TASK DIRECTIONS
Going through the material below, please gather all lines with the word "الملكية" in them.
((
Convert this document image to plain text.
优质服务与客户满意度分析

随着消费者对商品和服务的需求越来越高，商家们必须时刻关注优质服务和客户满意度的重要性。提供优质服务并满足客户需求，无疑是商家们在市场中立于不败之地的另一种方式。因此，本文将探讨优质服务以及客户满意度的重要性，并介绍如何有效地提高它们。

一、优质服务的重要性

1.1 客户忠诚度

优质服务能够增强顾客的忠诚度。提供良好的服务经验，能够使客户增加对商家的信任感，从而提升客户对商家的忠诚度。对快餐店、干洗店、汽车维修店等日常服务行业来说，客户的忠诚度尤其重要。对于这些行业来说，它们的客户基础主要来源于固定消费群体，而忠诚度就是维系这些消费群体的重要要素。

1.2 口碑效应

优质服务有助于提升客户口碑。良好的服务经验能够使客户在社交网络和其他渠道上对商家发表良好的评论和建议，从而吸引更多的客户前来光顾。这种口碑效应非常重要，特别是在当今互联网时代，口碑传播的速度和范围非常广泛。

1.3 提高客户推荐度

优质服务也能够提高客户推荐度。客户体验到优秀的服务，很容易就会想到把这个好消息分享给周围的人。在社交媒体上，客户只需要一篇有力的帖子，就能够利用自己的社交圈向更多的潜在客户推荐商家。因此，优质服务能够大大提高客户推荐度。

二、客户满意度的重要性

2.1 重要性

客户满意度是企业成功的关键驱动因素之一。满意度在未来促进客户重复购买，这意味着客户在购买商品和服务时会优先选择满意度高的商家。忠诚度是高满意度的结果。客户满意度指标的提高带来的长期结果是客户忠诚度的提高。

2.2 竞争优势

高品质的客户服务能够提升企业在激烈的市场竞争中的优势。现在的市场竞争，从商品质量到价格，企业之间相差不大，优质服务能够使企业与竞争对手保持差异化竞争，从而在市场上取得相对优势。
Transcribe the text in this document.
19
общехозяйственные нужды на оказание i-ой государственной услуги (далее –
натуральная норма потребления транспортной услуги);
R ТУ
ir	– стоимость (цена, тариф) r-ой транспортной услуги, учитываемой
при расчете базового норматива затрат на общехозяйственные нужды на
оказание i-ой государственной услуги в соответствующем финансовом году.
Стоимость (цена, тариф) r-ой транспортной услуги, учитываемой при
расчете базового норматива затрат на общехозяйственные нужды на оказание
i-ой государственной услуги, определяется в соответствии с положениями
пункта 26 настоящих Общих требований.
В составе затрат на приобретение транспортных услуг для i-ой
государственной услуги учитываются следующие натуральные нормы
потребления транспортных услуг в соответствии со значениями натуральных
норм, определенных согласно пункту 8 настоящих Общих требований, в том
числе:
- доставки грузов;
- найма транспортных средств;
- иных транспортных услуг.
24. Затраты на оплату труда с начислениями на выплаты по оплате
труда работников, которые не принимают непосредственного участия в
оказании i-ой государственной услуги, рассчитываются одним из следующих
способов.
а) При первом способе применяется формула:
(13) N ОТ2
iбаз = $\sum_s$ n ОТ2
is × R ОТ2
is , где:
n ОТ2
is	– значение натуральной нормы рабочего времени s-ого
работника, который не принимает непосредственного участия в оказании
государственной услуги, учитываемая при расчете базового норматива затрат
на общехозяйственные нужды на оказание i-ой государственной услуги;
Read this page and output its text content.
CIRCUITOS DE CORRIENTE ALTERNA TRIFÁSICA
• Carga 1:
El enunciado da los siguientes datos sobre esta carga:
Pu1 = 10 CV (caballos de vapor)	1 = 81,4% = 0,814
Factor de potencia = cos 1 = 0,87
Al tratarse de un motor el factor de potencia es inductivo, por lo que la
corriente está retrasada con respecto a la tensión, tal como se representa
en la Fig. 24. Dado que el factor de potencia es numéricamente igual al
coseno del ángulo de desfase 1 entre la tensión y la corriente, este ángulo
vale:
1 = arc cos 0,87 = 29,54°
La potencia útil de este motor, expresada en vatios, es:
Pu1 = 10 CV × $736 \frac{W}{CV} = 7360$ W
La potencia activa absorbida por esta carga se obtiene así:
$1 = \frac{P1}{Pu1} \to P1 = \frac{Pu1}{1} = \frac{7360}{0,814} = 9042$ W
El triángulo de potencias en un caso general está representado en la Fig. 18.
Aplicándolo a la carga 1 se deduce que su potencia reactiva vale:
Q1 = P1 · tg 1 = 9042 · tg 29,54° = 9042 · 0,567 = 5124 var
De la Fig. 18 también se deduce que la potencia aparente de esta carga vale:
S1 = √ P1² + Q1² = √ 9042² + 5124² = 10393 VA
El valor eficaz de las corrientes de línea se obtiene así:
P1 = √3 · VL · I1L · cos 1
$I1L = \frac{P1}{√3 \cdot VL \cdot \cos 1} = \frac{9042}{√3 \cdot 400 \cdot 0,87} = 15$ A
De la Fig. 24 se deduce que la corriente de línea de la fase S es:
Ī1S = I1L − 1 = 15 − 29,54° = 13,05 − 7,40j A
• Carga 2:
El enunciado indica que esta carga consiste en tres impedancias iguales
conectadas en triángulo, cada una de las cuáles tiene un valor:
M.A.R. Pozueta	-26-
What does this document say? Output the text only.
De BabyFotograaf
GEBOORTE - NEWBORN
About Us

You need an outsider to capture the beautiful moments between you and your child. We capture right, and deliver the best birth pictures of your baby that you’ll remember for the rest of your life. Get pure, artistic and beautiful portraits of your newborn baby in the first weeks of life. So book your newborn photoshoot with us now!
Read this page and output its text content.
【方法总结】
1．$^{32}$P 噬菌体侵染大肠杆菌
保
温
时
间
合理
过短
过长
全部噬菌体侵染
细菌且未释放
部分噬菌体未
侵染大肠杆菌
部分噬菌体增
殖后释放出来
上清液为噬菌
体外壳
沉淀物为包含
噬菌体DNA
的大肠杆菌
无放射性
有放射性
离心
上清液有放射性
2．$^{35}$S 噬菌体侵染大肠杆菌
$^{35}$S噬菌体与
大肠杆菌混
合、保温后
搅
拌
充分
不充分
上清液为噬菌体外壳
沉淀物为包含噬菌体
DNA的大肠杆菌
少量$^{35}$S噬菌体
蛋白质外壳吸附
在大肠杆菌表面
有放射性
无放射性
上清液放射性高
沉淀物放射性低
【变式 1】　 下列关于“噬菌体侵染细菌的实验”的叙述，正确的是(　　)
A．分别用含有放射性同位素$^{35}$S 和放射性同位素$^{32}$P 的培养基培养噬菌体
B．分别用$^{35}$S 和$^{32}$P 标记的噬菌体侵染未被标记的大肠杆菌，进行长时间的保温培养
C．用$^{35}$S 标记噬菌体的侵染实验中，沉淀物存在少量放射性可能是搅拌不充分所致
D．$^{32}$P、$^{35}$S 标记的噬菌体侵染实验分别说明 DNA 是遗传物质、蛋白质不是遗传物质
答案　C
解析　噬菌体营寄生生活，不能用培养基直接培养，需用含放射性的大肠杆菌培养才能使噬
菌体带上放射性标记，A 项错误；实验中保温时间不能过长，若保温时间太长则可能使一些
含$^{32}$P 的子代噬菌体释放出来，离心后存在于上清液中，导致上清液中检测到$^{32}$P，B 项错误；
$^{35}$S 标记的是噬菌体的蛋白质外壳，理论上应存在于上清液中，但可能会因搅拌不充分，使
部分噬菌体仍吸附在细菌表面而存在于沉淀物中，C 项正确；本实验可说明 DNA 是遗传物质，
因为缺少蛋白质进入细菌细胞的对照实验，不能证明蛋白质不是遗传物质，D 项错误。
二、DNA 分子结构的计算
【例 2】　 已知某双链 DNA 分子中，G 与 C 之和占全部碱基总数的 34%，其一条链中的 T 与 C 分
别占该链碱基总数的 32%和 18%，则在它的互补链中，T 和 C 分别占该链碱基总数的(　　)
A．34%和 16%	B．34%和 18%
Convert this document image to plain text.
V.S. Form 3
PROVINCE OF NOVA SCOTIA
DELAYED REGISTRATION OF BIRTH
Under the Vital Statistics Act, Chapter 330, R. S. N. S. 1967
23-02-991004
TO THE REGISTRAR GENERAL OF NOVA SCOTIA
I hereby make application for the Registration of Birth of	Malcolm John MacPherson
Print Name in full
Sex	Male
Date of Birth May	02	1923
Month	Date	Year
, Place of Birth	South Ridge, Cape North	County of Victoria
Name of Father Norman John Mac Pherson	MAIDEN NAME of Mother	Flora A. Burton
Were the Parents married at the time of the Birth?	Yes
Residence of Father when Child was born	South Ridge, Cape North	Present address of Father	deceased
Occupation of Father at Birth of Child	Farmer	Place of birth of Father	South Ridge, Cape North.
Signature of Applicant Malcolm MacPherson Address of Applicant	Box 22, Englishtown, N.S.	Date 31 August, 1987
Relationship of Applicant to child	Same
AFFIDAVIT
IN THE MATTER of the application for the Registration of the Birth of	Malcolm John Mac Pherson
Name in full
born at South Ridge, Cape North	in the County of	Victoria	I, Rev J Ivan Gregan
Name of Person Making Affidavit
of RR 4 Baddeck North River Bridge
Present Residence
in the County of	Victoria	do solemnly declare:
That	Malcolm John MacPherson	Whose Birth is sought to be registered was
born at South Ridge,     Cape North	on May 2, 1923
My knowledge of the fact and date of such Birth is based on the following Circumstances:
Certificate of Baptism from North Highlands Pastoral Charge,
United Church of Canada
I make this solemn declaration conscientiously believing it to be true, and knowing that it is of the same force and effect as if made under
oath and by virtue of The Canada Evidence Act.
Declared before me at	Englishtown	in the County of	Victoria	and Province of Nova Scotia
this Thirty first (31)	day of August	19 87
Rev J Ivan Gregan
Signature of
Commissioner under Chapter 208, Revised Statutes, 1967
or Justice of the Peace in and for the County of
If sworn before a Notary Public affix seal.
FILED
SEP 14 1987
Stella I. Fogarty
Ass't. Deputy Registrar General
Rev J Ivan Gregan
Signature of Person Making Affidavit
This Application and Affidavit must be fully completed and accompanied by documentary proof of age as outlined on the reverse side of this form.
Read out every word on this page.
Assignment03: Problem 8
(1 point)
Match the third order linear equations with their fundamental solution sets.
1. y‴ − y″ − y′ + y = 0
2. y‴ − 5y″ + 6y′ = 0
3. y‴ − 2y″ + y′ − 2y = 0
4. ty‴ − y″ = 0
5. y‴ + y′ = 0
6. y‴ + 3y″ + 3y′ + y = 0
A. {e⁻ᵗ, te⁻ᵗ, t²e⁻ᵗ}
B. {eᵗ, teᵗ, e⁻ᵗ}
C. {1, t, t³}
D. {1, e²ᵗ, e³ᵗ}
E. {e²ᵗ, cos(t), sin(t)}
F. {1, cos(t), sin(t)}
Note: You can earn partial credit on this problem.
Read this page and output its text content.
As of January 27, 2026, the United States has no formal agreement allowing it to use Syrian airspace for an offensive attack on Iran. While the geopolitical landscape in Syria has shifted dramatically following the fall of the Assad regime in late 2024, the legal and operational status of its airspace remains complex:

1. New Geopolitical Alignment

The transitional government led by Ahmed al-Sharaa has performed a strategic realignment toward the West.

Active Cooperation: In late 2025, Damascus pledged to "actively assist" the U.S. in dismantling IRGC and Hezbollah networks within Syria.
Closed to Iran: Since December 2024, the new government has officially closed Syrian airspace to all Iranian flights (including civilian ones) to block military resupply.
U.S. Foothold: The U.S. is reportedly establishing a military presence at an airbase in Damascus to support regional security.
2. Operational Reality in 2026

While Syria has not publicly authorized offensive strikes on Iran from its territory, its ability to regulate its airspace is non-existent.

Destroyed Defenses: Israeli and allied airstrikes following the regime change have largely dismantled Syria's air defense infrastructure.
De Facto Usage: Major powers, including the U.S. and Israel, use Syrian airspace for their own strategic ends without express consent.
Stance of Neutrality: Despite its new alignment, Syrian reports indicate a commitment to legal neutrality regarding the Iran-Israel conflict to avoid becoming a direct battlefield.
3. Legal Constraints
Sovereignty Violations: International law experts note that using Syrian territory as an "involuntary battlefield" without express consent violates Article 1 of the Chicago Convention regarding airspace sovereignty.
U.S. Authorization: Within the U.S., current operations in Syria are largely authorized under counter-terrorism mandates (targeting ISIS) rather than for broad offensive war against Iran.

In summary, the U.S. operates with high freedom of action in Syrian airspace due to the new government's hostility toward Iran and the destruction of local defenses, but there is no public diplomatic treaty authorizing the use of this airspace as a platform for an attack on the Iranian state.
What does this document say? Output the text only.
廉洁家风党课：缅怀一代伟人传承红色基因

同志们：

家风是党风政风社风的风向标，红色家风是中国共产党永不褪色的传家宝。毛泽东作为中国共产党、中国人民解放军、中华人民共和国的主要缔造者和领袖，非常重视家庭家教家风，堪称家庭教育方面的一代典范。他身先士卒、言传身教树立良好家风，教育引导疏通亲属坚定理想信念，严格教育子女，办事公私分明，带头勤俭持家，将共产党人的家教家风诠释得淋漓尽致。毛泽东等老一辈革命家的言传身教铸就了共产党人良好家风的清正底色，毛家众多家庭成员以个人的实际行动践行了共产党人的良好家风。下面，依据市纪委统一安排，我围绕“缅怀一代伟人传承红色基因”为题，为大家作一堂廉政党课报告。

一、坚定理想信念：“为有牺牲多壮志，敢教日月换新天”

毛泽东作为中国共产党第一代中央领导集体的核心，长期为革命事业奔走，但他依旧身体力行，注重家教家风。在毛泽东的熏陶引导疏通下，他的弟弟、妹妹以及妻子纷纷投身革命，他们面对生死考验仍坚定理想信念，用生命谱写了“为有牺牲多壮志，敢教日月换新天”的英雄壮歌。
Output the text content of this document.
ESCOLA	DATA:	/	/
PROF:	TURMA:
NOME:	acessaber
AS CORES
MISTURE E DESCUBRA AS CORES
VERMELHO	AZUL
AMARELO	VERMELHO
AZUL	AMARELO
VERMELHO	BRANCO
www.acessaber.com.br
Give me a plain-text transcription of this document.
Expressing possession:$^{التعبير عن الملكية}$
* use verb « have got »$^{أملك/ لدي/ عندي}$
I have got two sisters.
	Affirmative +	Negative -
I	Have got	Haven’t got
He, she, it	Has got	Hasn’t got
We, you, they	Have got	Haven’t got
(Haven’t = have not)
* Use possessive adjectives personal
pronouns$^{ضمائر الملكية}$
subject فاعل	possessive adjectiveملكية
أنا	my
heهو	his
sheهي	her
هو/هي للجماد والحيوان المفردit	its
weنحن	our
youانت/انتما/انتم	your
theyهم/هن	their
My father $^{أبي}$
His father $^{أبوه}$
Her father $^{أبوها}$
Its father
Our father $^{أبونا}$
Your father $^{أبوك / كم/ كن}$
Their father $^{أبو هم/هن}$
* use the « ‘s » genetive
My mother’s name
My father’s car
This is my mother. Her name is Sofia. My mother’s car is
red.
))
FULL SOLUTION
Expressing possession:$^{التعبير عن الملكية}$
pronouns$^{ضمائر الملكية}$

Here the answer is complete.